**What you are asked to do:**
Return the passage of the message on expanded records starting at "In other words, I" and ending at "it beats failing.", copied word for word.

**Quoted passage:**
I think that these performance tests aren't really exercising the
expanded-record stuff, just the ExecEvalRow changes. We need to test
that test case, and I tend to suspect there's going to be a measurable
regression.

I spent some time looking at how datums get into the expanded record
system. There seem to be four possible paths:
expanded_record_set_tuple(), make_expanded_record_from_datum(),
expanded_record_set_field_internal(), and
expanded_record_set_fields(). The first two of these inject an entire
tuple, while the latter two work on a field-by-field basis. For that
reason, the latter two are not really problematic. I'm not quite sure
what the right thing to do is here, but if we wanted to check whether
a Datum that we're absorbing is non-pglz-compressed in those places,
it would be easy to do. Also, as far as I can see,
make_expanded_record_from_datum() is completely unused. So the problem
case is where expanded_record_set_tuple() is getting called, and
specifically where it's being called with expand_external = true. Any
place that it's being called with expand_external = false, there's
apparently no problem with the result tuple containing external
datums, so probably non-pglz compressed data is OK there too.

All of the places that can potentially pass expand_external = true are
actually passing !estate->atomic, where estate is a PLpgSQL_execstate.
In other words, I think the case where this happens is when we're in a
context where the computed value could need to survive across a COMMIT
or ROLLBACK, like there may be a procedure running (maybe more than
one, each invoking the next via CALL) but there are no queries in
progress. We have to expand TOAST references because committing a
transaction that deleted data means you might not be able to resolve
the old TOAST pointer any more: even if you use a snapshot that can
see everything, VACUUM could nuke the deleted rows - or some of them -
at any time. To avoid trouble we have to un-externalize before any
COMMIT or ROLLBACK occurs. That can suck for performance because we
might be fetching a big value that we don't end up using for anything
- say if the variable isn't used again - but it beats failing.

Labeled box records

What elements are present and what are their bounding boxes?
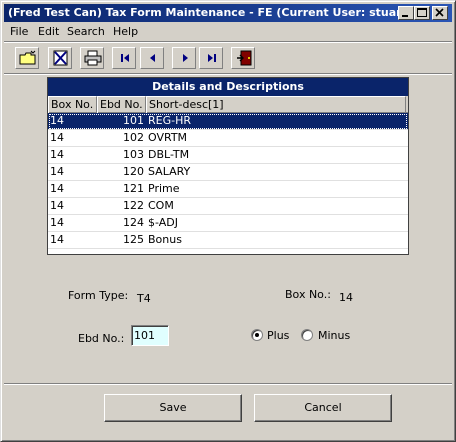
cell-box-no: 14 xyxy=(50,199,64,212)
close-button[interactable] xyxy=(432,6,448,20)
column-header-short-desc[interactable]: Short-desc[1] xyxy=(146,96,406,113)
print-button[interactable] xyxy=(80,47,104,69)
minimize-icon xyxy=(402,15,408,17)
column-header-ebd-no[interactable]: Ebd No. xyxy=(97,96,146,113)
cell-ebd-no: 124 xyxy=(123,216,144,229)
first-record-button[interactable] xyxy=(112,47,136,69)
open-button[interactable] xyxy=(15,47,39,69)
table-row[interactable]: 14 122 COM xyxy=(48,198,408,215)
ebd-no-label: Ebd No.: xyxy=(78,332,125,345)
delete-x-icon xyxy=(53,50,68,66)
next-record-button[interactable] xyxy=(172,47,196,69)
toolbar xyxy=(4,43,452,73)
previous-record-icon xyxy=(150,54,155,62)
minus-radio[interactable] xyxy=(301,329,313,341)
table-row[interactable]: 14 101 REG-HR xyxy=(48,113,408,130)
minus-label[interactable]: Minus xyxy=(318,329,350,342)
cell-box-no: 14 xyxy=(50,131,64,144)
menu-search[interactable]: Search xyxy=(67,25,105,38)
last-record-icon xyxy=(208,54,216,62)
table-row[interactable]: 14 120 SALARY xyxy=(48,164,408,181)
cell-box-no: 14 xyxy=(50,114,64,127)
cell-box-no: 14 xyxy=(50,182,64,195)
close-icon xyxy=(435,8,444,17)
table-row[interactable]: 14 103 DBL-TM xyxy=(48,147,408,164)
form-type-value: T4 xyxy=(137,292,151,305)
column-header-box-no[interactable]: Box No. xyxy=(48,96,97,113)
cell-short-desc: Bonus xyxy=(148,233,182,246)
cell-ebd-no: 125 xyxy=(123,233,144,246)
open-folder-icon xyxy=(19,50,36,65)
radio-selected-dot xyxy=(255,333,259,337)
cell-box-no: 14 xyxy=(50,233,64,246)
cell-ebd-no: 122 xyxy=(123,199,144,212)
next-record-icon xyxy=(183,54,188,62)
exit-button[interactable] xyxy=(231,47,255,69)
toolbar-separator xyxy=(4,73,452,75)
grid-caption: Details and Descriptions xyxy=(48,78,408,96)
maximize-icon xyxy=(417,8,427,17)
first-record-icon xyxy=(121,54,129,62)
cell-short-desc: COM xyxy=(148,199,174,212)
grid-body: 14 101 REG-HR 14 102 OVRTM 14 103 DBL-TM 14 120 SAL… xyxy=(48,113,408,249)
plus-label[interactable]: Plus xyxy=(267,329,289,342)
main-window: (Fred Test Can) Tax Form Maintenance - F… xyxy=(0,0,456,442)
table-row[interactable]: 14 102 OVRTM xyxy=(48,130,408,147)
box-no-value: 14 xyxy=(339,291,353,304)
cell-box-no: 14 xyxy=(50,148,64,161)
menu-help[interactable]: Help xyxy=(113,25,138,38)
grid-header: Box No. Ebd No. Short-desc[1] xyxy=(48,96,408,113)
details-grid[interactable]: Details and Descriptions Box No. Ebd No.… xyxy=(47,77,409,255)
table-row[interactable]: 14 124 $-ADJ xyxy=(48,215,408,232)
cancel-button[interactable]: Cancel xyxy=(254,394,392,422)
save-button[interactable]: Save xyxy=(104,394,242,422)
last-record-button[interactable] xyxy=(199,47,223,69)
maximize-button[interactable] xyxy=(414,6,430,20)
window-title: (Fred Test Can) Tax Form Maintenance - F… xyxy=(8,6,412,19)
table-row[interactable]: 14 121 Prime xyxy=(48,181,408,198)
cell-box-no: 14 xyxy=(50,216,64,229)
delete-button[interactable] xyxy=(48,47,72,69)
menu-edit[interactable]: Edit xyxy=(38,25,59,38)
cell-box-no: 14 xyxy=(50,165,64,178)
minimize-button[interactable] xyxy=(398,6,414,20)
menu-file[interactable]: File xyxy=(10,25,28,38)
cell-short-desc: Prime xyxy=(148,182,180,195)
menu-bar: File Edit Search Help xyxy=(4,23,452,41)
cell-short-desc: $-ADJ xyxy=(148,216,178,229)
cell-short-desc: OVRTM xyxy=(148,131,188,144)
cell-short-desc: SALARY xyxy=(148,165,191,178)
title-bar[interactable]: (Fred Test Can) Tax Form Maintenance - F… xyxy=(4,4,452,22)
ebd-no-input[interactable]: 101 xyxy=(131,325,169,346)
cell-ebd-no: 103 xyxy=(123,148,144,161)
cell-ebd-no: 102 xyxy=(123,131,144,144)
previous-record-button[interactable] xyxy=(140,47,164,69)
exit-door-icon xyxy=(237,50,252,66)
form-type-label: Form Type: xyxy=(68,289,129,302)
cell-ebd-no: 121 xyxy=(123,182,144,195)
cell-ebd-no: 120 xyxy=(123,165,144,178)
print-icon xyxy=(84,50,102,66)
cell-short-desc: DBL-TM xyxy=(148,148,190,161)
cell-ebd-no: 101 xyxy=(123,114,144,127)
plus-radio[interactable] xyxy=(251,329,263,341)
button-panel: Save Cancel xyxy=(4,383,452,438)
table-row[interactable]: 14 125 Bonus xyxy=(48,232,408,249)
box-no-label: Box No.: xyxy=(285,288,331,301)
cell-short-desc: REG-HR xyxy=(148,114,192,127)
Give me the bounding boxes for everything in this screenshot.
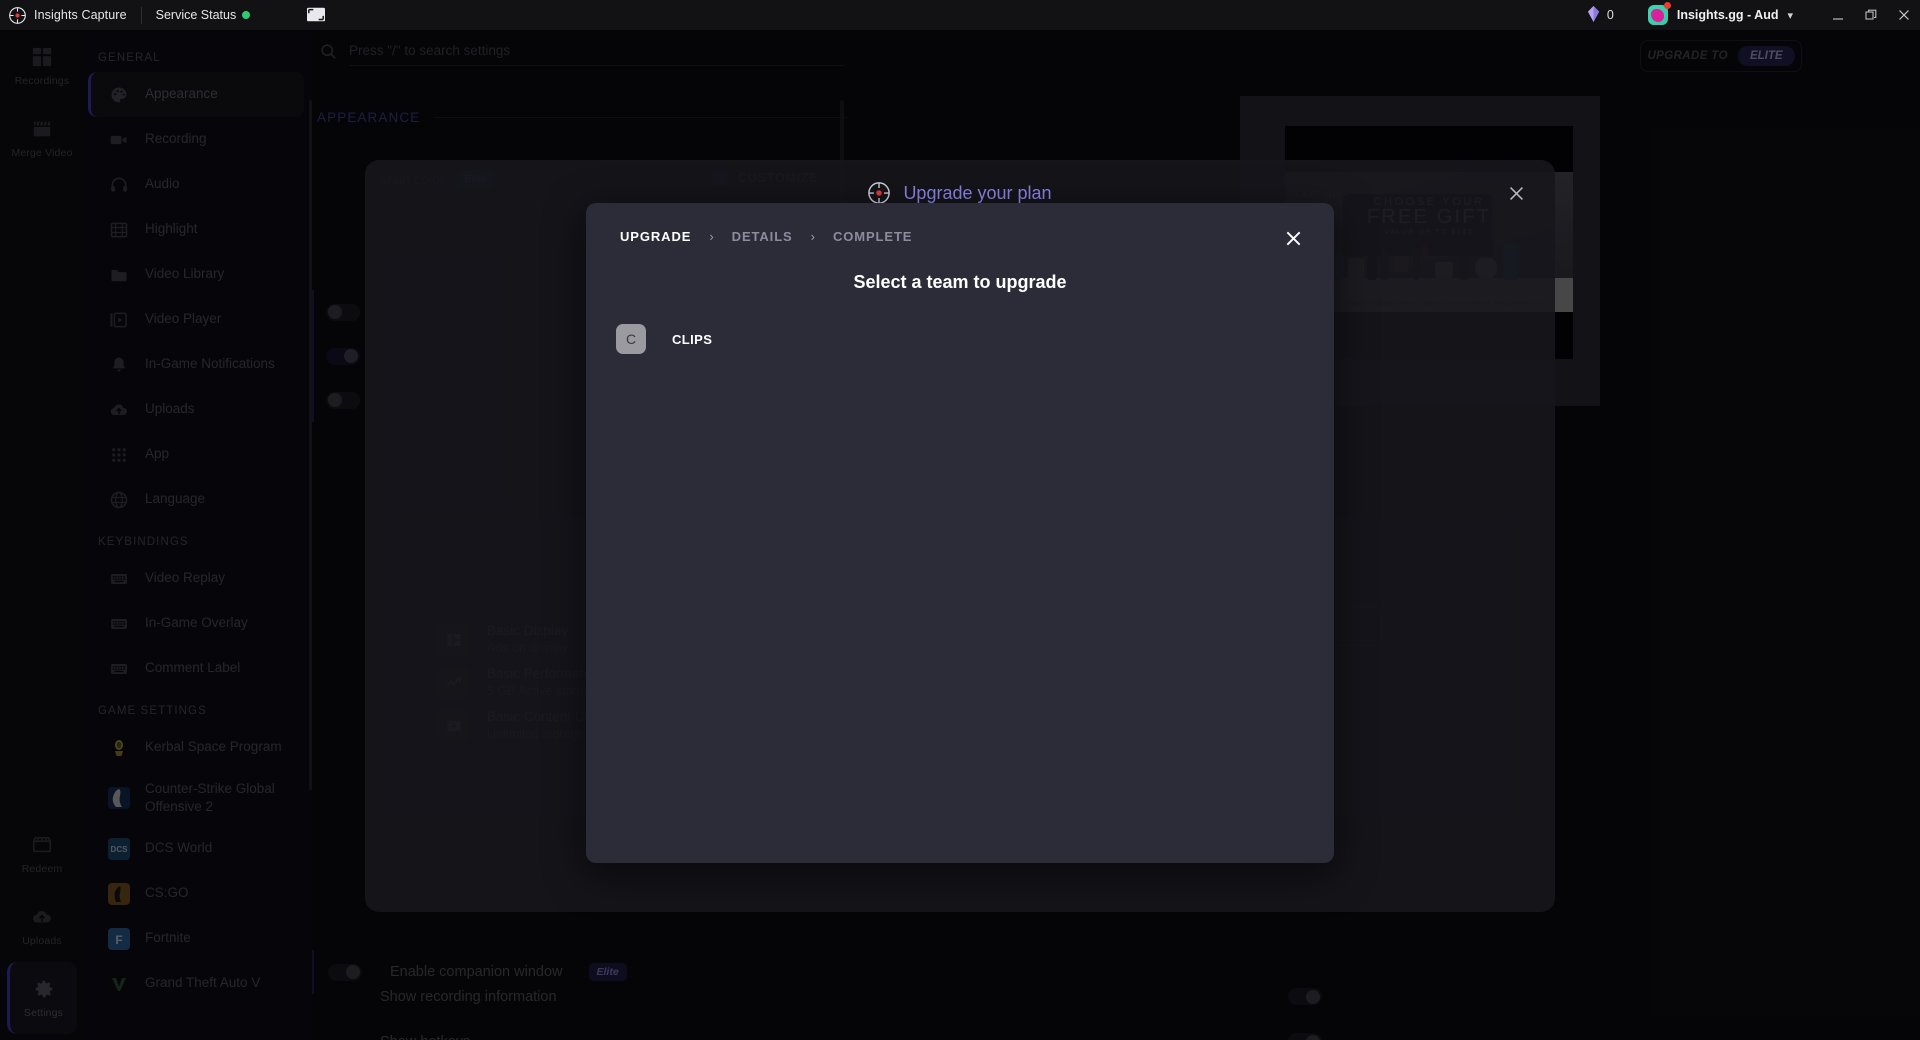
chevron-right-icon: › (810, 229, 815, 244)
gem-counter[interactable]: 0 (1587, 5, 1614, 25)
upgrade-overlay-title: Upgrade your plan (903, 182, 1052, 203)
close-button[interactable] (1887, 0, 1920, 30)
insights-logo-icon (868, 182, 891, 204)
insights-logo-icon (0, 6, 34, 24)
app-name: Insights Capture (34, 8, 127, 22)
avatar (1647, 2, 1671, 25)
chevron-right-icon: › (709, 229, 714, 244)
upgrade-overlay-header: Upgrade your plan (365, 182, 1555, 204)
title-bar: Insights Capture Service Status 0 Insigh… (0, 0, 1920, 30)
step-complete[interactable]: COMPLETE (833, 229, 912, 244)
chevron-down-icon: ▾ (1787, 9, 1793, 22)
user-menu[interactable]: Insights.gg - Aud ▾ (1647, 2, 1793, 25)
status-dot-icon (242, 11, 251, 19)
titlebar-divider (140, 6, 142, 24)
monitor-icon[interactable] (305, 6, 327, 24)
step-details[interactable]: DETAILS (732, 229, 793, 244)
team-list-item[interactable]: C CLIPS (616, 324, 712, 354)
notification-dot-icon (1663, 2, 1671, 9)
maximize-button[interactable] (1854, 0, 1887, 30)
app-window: Insights Capture Service Status 0 Insigh… (0, 0, 1920, 1040)
gem-count: 0 (1606, 8, 1614, 22)
username: Insights.gg - Aud (1676, 8, 1779, 22)
modal-title: Select a team to upgrade (853, 272, 1067, 292)
titlebar-right: 0 Insights.gg - Aud ▾ (1587, 0, 1920, 30)
team-avatar: C (616, 324, 646, 354)
service-status[interactable]: Service Status (156, 8, 251, 22)
modal-close-button[interactable] (1280, 225, 1306, 251)
modal-step-breadcrumb: UPGRADE › DETAILS › COMPLETE (620, 229, 912, 244)
upgrade-overlay-close-button[interactable] (1503, 180, 1529, 206)
step-upgrade[interactable]: UPGRADE (620, 229, 691, 244)
minimize-button[interactable] (1821, 0, 1854, 30)
gem-icon (1587, 5, 1600, 25)
team-name: CLIPS (672, 331, 713, 347)
service-status-label: Service Status (155, 8, 237, 22)
upgrade-modal: UPGRADE › DETAILS › COMPLETE Select a te… (586, 203, 1334, 863)
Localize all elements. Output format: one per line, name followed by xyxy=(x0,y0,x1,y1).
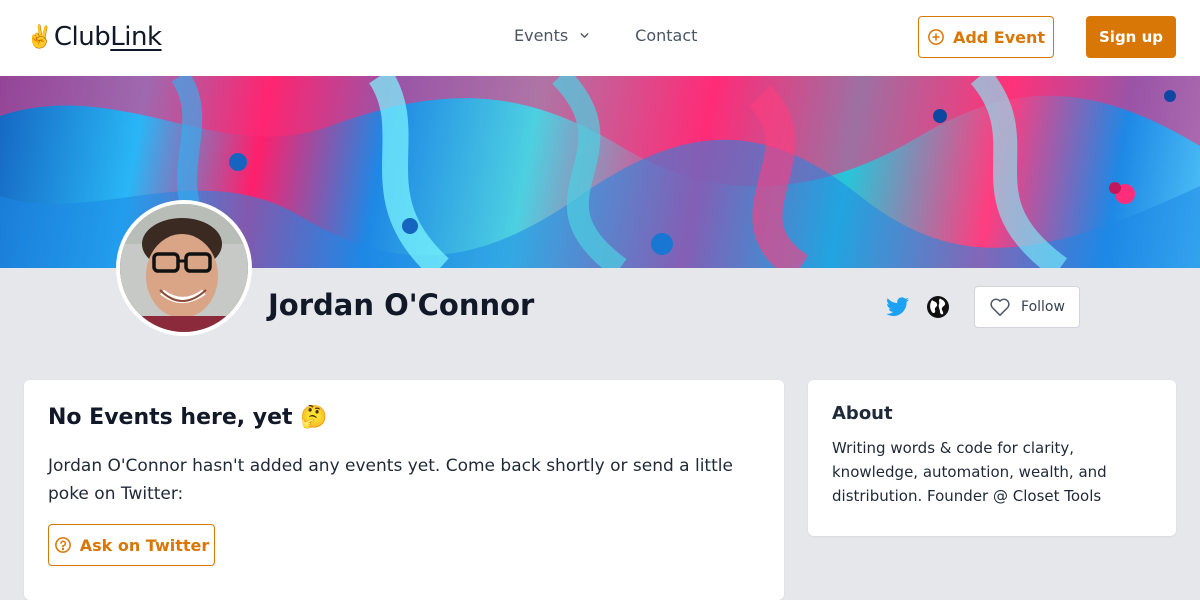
ask-on-twitter-button[interactable]: Ask on Twitter xyxy=(48,524,215,566)
profile-name: Jordan O'Connor xyxy=(268,288,535,322)
events-empty-message: Jordan O'Connor hasn't added any events … xyxy=(48,456,733,504)
add-event-button[interactable]: Add Event xyxy=(918,16,1054,58)
globe-icon[interactable] xyxy=(926,295,950,323)
add-event-label: Add Event xyxy=(952,27,1046,47)
chevron-down-icon xyxy=(580,33,589,38)
sign-up-button[interactable]: Sign up xyxy=(1086,16,1176,58)
question-circle-icon xyxy=(54,537,71,553)
top-navbar: ✌️ Club Link Events Contact Add Event Sig… xyxy=(0,0,1200,76)
about-description: Writing words & code for clarity, knowle… xyxy=(832,439,1107,505)
follow-button[interactable]: Follow xyxy=(974,286,1080,328)
avatar-photo xyxy=(120,204,248,332)
twitter-icon[interactable] xyxy=(886,295,910,323)
profile-avatar xyxy=(116,200,252,336)
logo-text-link: Link xyxy=(110,22,162,52)
nav-contact-link[interactable]: Contact xyxy=(635,26,697,45)
plus-circle-icon xyxy=(928,29,944,45)
logo-text-club: Club xyxy=(53,22,111,52)
heart-icon xyxy=(990,298,1010,317)
ask-on-twitter-label: Ask on Twitter xyxy=(79,535,210,555)
main-nav: Events Contact xyxy=(514,26,697,45)
follow-label: Follow xyxy=(1021,299,1065,315)
clublink-logo[interactable]: ✌️ Club Link xyxy=(26,22,162,52)
victory-hand-icon: ✌️ xyxy=(26,24,53,50)
nav-events-label: Events xyxy=(514,26,569,45)
events-empty-title: No Events here, yet 🤔 xyxy=(48,405,328,430)
about-title: About xyxy=(832,403,893,424)
nav-events-dropdown[interactable]: Events xyxy=(514,26,591,45)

**Solution to this exercise:**
In other words, I think the case where this happens is when we're in a
context where the computed value could need to survive across a COMMIT
or ROLLBACK, like there may be a procedure running (maybe more than
one, each invoking the next via CALL) but there are no queries in
progress. We have to expand TOAST references because committing a
transaction that deleted data means you might not be able to resolve
the old TOAST pointer any more: even if you use a snapshot that can
see everything, VACUUM could nuke the deleted rows - or some of them -
at any time. To avoid trouble we have to un-externalize before any
COMMIT or ROLLBACK occurs. That can suck for performance because we
might be fetching a big value that we don't end up using for anything
- say if the variable isn't used again - but it beats failing.